Repeat, word for word, the line with "Output the underlying" and each one after it to the end. No picture goes into the copy.

++++ Material for this exercise

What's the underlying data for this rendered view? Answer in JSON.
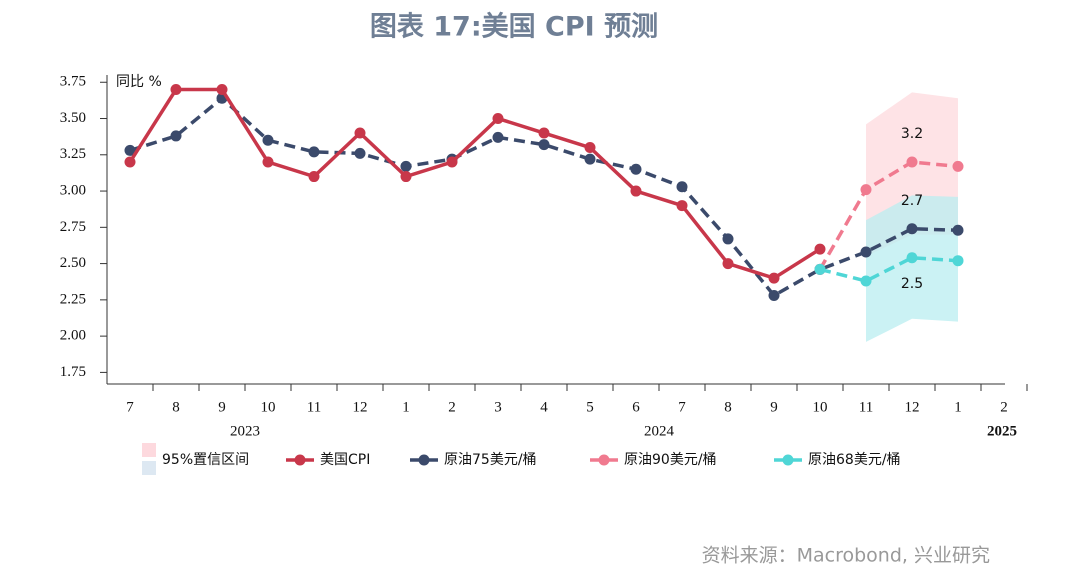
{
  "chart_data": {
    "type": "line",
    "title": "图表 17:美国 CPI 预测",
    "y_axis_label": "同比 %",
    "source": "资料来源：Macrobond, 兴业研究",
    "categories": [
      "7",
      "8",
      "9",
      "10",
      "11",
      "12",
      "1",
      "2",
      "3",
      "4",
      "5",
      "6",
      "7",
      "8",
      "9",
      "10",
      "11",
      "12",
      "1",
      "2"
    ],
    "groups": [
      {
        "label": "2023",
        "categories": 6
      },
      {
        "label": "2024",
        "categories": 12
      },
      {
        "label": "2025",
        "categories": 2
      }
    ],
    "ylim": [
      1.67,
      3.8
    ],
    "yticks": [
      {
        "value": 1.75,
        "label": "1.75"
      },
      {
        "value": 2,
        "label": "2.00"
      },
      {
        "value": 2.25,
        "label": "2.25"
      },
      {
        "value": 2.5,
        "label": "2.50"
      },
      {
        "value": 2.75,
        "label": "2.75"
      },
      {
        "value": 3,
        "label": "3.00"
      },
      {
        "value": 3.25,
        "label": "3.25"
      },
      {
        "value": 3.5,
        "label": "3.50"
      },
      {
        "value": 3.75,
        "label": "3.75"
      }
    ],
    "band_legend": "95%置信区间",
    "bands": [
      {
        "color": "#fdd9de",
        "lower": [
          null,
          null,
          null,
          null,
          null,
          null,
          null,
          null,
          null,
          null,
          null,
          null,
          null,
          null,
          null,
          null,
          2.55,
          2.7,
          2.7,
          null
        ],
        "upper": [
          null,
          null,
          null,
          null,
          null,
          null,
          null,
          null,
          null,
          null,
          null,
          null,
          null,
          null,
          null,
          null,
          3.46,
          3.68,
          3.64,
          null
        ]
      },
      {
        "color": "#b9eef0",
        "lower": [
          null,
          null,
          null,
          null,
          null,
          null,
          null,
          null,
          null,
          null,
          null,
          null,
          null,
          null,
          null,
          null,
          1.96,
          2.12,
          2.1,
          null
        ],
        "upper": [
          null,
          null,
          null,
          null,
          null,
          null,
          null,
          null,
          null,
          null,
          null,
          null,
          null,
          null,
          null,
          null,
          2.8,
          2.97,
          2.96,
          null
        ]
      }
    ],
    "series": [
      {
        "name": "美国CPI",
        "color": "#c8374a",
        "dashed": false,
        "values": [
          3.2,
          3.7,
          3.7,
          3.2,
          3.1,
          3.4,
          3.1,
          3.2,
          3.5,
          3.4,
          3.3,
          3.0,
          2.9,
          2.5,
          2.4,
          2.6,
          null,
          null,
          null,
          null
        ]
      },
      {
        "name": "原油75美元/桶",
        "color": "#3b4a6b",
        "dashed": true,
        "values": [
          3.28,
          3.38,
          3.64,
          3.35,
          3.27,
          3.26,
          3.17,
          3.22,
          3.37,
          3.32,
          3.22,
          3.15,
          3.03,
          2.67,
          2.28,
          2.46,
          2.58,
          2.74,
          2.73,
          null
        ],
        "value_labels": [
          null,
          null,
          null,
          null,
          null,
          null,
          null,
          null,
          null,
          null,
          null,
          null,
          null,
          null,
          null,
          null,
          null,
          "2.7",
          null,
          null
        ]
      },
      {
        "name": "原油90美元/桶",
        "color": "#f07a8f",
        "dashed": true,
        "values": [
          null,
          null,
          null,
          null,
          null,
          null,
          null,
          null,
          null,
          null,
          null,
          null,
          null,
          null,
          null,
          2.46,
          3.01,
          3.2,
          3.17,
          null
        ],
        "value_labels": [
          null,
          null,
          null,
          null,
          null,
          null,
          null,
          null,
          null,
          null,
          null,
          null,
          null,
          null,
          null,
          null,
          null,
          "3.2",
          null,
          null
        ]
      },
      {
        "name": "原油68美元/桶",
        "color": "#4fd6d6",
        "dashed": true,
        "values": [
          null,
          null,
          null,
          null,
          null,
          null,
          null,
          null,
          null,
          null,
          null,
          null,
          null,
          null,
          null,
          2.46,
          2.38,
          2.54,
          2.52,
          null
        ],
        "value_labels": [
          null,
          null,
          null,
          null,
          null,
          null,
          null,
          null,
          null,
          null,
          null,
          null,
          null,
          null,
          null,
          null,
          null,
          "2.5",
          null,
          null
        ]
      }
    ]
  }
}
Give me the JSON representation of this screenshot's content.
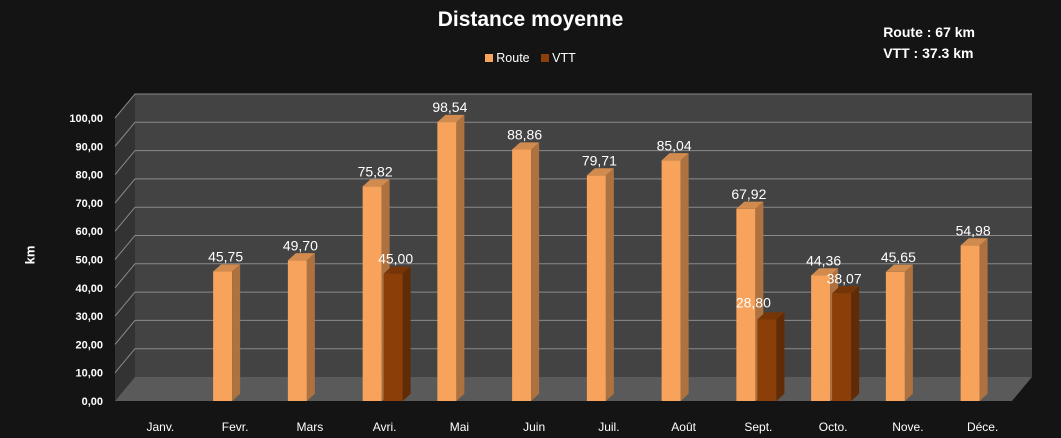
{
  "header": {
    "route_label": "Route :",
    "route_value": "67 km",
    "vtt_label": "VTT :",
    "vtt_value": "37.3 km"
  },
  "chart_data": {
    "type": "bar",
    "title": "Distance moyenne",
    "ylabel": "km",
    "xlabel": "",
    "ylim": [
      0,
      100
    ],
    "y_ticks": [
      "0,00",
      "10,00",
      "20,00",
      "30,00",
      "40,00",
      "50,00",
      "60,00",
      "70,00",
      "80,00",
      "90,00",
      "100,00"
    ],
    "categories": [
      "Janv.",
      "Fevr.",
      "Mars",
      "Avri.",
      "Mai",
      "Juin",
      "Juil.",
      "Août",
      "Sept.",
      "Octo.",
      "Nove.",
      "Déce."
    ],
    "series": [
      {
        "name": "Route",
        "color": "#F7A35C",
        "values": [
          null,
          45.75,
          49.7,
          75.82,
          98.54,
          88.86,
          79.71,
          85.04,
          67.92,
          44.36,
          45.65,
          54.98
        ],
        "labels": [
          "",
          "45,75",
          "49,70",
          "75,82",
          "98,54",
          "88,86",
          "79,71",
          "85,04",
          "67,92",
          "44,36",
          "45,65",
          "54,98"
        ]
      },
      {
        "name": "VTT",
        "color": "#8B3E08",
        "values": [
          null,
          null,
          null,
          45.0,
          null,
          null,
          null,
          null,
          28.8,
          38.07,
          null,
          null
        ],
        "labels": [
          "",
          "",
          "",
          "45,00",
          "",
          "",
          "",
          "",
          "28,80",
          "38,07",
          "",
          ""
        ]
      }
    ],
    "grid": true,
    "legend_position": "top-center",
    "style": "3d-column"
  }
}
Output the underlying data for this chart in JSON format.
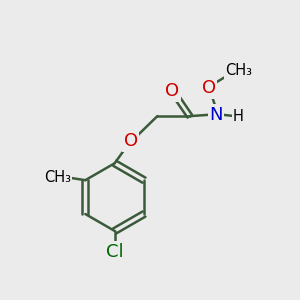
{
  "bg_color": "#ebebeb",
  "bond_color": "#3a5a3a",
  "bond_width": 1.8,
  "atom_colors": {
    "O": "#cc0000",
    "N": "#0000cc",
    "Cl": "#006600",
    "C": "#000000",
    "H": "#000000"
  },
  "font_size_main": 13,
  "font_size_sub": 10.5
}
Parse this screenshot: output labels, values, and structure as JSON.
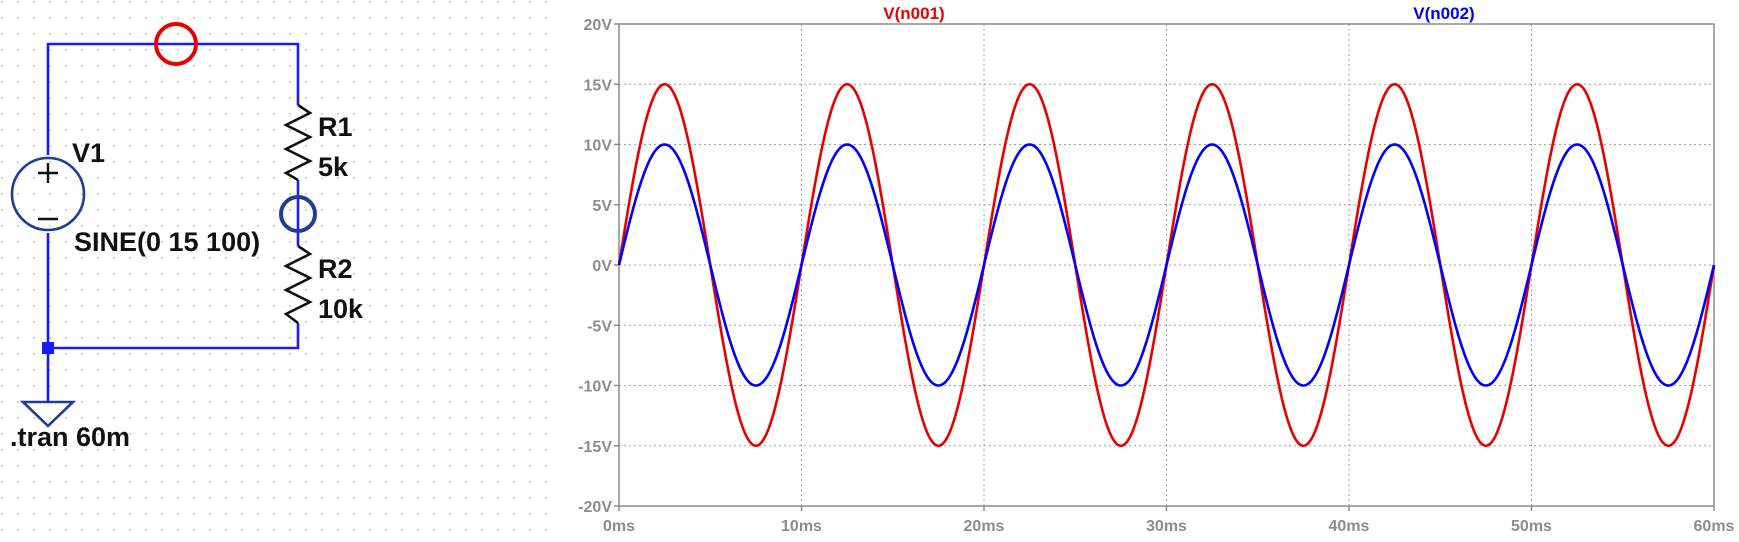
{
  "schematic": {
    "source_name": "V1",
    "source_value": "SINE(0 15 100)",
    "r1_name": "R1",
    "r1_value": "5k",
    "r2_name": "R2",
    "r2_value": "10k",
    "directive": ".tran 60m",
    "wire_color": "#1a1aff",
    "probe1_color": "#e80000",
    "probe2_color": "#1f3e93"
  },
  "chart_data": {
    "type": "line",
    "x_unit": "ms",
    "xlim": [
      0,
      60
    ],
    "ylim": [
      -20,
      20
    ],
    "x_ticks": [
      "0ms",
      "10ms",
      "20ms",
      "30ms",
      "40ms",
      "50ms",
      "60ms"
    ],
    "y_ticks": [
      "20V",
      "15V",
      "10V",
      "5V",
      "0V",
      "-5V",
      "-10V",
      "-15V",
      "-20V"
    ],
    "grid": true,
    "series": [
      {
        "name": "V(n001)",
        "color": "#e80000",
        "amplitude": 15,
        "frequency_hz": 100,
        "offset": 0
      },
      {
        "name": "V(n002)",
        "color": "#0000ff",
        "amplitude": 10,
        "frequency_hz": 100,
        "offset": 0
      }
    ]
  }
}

++++++++

Solution for this problem:
Output the underlying data for this chart in JSON format.
{
  "bg_color": "#ebebeb",
  "bond_color": "#3a5a3a",
  "bond_width": 1.8,
  "atom_colors": {
    "O": "#cc0000",
    "N": "#0000cc",
    "Cl": "#006600",
    "C": "#000000",
    "H": "#000000"
  },
  "font_size_main": 13,
  "font_size_sub": 10.5
}
Parse this screenshot: output labels, values, and structure as JSON.
{
  "schematic": {
    "source_name": "V1",
    "source_value": "SINE(0 15 100)",
    "r1_name": "R1",
    "r1_value": "5k",
    "r2_name": "R2",
    "r2_value": "10k",
    "directive": ".tran 60m",
    "wire_color": "#1a1aff",
    "probe1_color": "#e80000",
    "probe2_color": "#1f3e93"
  },
  "chart_data": {
    "type": "line",
    "x_unit": "ms",
    "xlim": [
      0,
      60
    ],
    "ylim": [
      -20,
      20
    ],
    "x_ticks": [
      "0ms",
      "10ms",
      "20ms",
      "30ms",
      "40ms",
      "50ms",
      "60ms"
    ],
    "y_ticks": [
      "20V",
      "15V",
      "10V",
      "5V",
      "0V",
      "-5V",
      "-10V",
      "-15V",
      "-20V"
    ],
    "grid": true,
    "series": [
      {
        "name": "V(n001)",
        "color": "#e80000",
        "amplitude": 15,
        "frequency_hz": 100,
        "offset": 0
      },
      {
        "name": "V(n002)",
        "color": "#0000ff",
        "amplitude": 10,
        "frequency_hz": 100,
        "offset": 0
      }
    ]
  }
}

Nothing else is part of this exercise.